◆ **Material supplied**
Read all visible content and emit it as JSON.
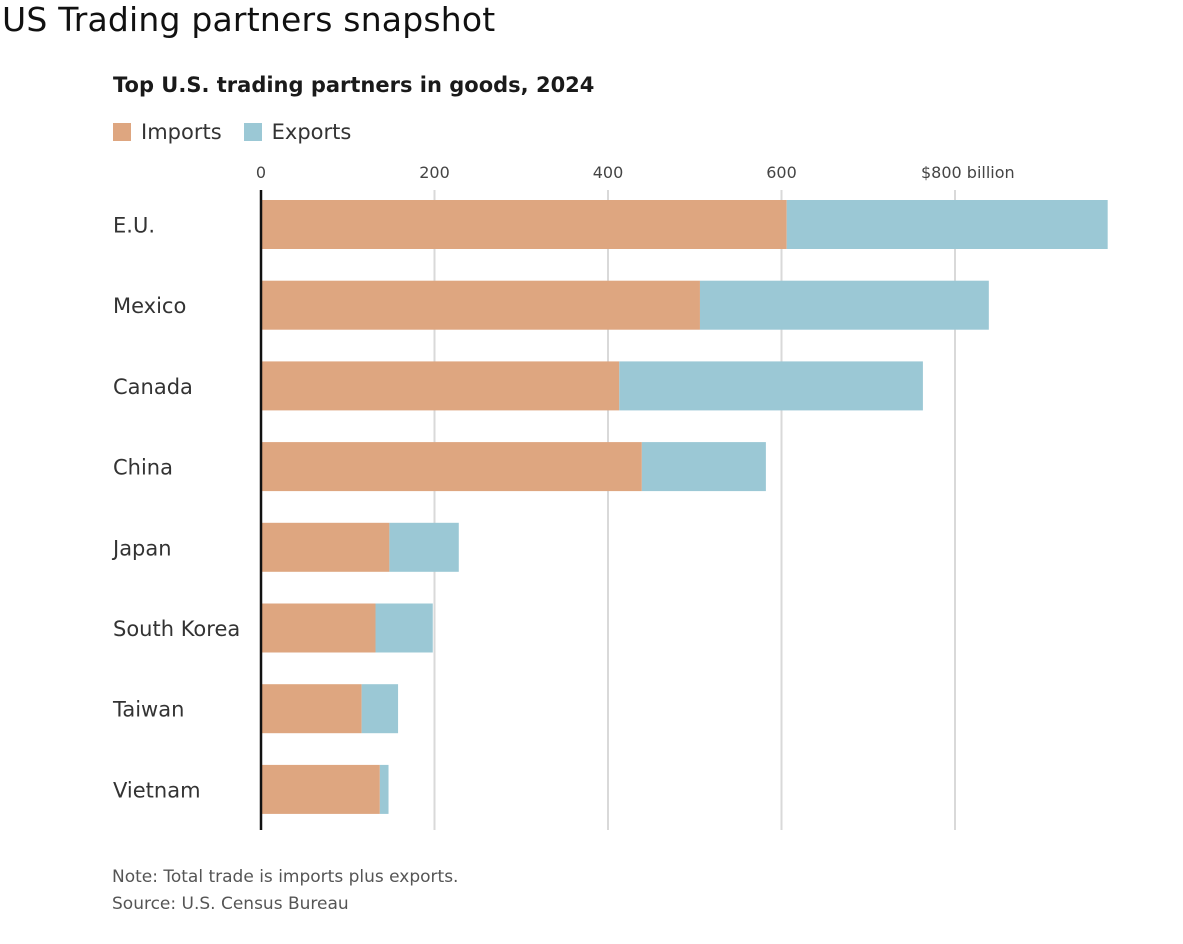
{
  "page_heading": "US Trading partners snapshot",
  "colors": {
    "imports": "#dea680",
    "exports": "#9bc8d5",
    "grid": "#d9d9d9",
    "axis": "#111111",
    "tick_text": "#444444",
    "category_text": "#333333"
  },
  "chart_data": {
    "type": "bar",
    "orientation": "horizontal",
    "stacked": true,
    "title": "Top U.S. trading partners in goods, 2024",
    "categories": [
      "E.U.",
      "Mexico",
      "Canada",
      "China",
      "Japan",
      "South Korea",
      "Taiwan",
      "Vietnam"
    ],
    "series": [
      {
        "name": "Imports",
        "values": [
          606,
          506,
          413,
          439,
          148,
          132,
          116,
          137
        ]
      },
      {
        "name": "Exports",
        "values": [
          370,
          333,
          350,
          143,
          80,
          66,
          42,
          10
        ]
      }
    ],
    "x_ticks": [
      0,
      200,
      400,
      600,
      800
    ],
    "x_tick_labels": [
      "0",
      "200",
      "400",
      "600",
      "$800 billion"
    ],
    "xlim": [
      0,
      980
    ],
    "grid": true,
    "legend_position": "top-left"
  },
  "notes": [
    "Note: Total trade is imports plus exports.",
    "Source: U.S. Census Bureau"
  ]
}
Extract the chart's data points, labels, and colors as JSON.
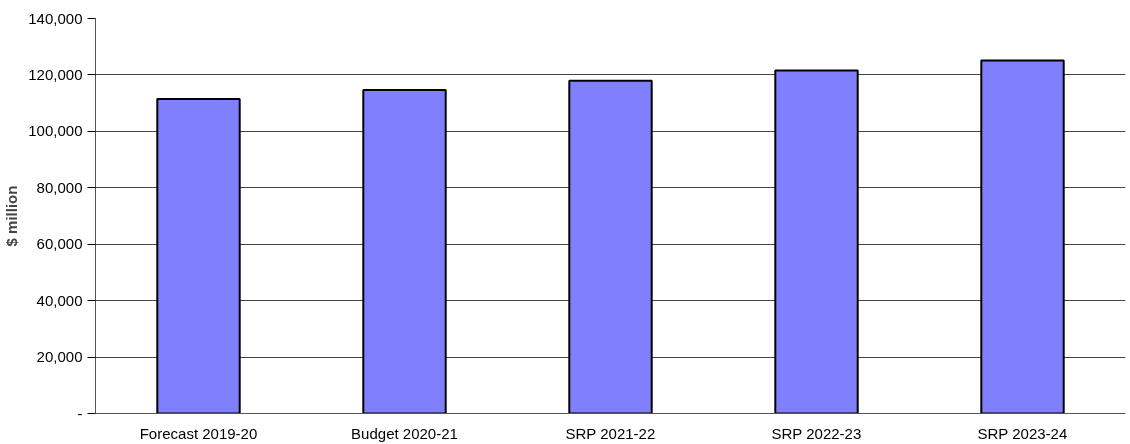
{
  "chart_data": {
    "type": "bar",
    "ylabel": "$ million",
    "categories": [
      "Forecast 2019-20",
      "Budget 2020-21",
      "SRP 2021-22",
      "SRP 2022-23",
      "SRP 2023-24"
    ],
    "values": [
      111500,
      114700,
      117900,
      121600,
      125100
    ],
    "color": "#8080ff",
    "ylim": [
      0,
      140000
    ],
    "yticks": [
      {
        "value": 0,
        "label": "-"
      },
      {
        "value": 20000,
        "label": "20,000"
      },
      {
        "value": 40000,
        "label": "40,000"
      },
      {
        "value": 60000,
        "label": "60,000"
      },
      {
        "value": 80000,
        "label": "80,000"
      },
      {
        "value": 100000,
        "label": "100,000"
      },
      {
        "value": 120000,
        "label": "120,000"
      },
      {
        "value": 140000,
        "label": "140,000"
      }
    ],
    "grid": "y"
  }
}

◆ **Task objective**
Pick out the lines that contain "partners" and copy them.

◆ **Expected answer**
  "page_heading": "US Trading partners snapshot",
    "title": "Top U.S. trading partners in goods, 2024",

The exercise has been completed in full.